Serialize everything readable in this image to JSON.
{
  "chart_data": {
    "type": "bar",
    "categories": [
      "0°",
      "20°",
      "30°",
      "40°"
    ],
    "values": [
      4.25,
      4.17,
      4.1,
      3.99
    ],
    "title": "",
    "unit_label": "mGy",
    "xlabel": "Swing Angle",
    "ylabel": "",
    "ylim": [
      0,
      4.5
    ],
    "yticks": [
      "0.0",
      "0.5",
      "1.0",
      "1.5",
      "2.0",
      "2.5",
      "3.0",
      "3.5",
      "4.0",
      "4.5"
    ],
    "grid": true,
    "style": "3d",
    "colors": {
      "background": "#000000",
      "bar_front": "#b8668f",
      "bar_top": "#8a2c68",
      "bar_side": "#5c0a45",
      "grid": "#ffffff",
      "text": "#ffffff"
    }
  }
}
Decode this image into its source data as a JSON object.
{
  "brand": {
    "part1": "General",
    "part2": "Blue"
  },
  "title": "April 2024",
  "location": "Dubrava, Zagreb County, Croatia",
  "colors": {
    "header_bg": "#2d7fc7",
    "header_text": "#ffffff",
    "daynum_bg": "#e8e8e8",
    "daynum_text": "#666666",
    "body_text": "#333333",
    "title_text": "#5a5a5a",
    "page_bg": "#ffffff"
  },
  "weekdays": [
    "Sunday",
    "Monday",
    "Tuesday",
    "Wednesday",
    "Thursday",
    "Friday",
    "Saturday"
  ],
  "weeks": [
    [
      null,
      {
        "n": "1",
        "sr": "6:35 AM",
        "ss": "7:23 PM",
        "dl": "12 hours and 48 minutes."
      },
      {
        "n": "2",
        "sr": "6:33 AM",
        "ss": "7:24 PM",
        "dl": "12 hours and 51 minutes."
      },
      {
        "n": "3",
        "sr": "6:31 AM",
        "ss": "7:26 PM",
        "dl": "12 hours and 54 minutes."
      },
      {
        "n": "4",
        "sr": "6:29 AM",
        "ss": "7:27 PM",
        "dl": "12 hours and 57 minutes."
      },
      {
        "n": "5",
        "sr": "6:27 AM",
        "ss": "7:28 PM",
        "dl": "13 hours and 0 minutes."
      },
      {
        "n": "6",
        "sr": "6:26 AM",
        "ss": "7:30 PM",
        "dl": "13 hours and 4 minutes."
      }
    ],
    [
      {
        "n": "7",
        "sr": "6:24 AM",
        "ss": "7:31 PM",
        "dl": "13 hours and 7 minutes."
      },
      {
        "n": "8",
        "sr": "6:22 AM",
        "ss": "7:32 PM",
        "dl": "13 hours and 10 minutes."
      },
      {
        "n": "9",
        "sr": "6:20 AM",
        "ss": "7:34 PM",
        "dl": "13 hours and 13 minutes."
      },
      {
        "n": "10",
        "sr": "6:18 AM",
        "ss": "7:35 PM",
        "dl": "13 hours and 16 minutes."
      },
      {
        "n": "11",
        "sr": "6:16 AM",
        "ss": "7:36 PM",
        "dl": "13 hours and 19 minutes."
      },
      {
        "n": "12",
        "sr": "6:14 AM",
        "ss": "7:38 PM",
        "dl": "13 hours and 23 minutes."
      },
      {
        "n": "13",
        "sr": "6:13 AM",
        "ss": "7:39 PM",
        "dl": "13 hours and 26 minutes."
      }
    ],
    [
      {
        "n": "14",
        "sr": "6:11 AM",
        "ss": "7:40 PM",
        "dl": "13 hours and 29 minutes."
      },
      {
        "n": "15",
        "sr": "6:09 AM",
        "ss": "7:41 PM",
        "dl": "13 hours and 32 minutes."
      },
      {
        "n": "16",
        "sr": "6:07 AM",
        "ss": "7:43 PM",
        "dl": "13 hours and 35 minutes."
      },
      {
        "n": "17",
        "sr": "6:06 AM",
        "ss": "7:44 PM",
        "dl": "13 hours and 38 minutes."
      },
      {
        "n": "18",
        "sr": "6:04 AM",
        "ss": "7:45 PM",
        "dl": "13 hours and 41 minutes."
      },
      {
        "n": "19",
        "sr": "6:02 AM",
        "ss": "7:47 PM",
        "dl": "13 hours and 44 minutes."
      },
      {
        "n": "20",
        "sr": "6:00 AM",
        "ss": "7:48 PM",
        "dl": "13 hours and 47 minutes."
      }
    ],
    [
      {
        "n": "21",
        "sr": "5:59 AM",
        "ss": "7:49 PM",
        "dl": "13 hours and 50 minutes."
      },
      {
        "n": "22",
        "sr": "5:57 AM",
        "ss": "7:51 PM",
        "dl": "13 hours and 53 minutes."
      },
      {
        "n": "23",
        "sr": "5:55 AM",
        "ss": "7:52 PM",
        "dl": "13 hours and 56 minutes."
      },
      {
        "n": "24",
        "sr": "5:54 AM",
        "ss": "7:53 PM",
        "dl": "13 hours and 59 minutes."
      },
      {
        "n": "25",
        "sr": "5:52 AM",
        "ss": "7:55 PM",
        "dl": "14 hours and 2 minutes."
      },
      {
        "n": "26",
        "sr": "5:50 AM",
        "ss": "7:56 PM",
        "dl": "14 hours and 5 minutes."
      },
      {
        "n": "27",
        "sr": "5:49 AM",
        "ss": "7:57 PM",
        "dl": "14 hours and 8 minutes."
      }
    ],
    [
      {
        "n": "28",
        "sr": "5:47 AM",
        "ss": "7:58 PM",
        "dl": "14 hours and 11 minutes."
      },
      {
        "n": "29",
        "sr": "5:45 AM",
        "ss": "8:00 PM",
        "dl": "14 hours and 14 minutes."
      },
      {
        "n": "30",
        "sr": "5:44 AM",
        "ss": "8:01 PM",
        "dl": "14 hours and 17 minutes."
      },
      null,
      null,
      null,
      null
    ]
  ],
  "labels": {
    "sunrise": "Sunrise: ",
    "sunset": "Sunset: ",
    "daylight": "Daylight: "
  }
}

::::::

> [Written exercise]: Gather each line from the entries above that includes the word "JSON".

> [Output of the task]:
Serialize everything readable in this image to JSON.
Decode this image into its source data as a JSON object.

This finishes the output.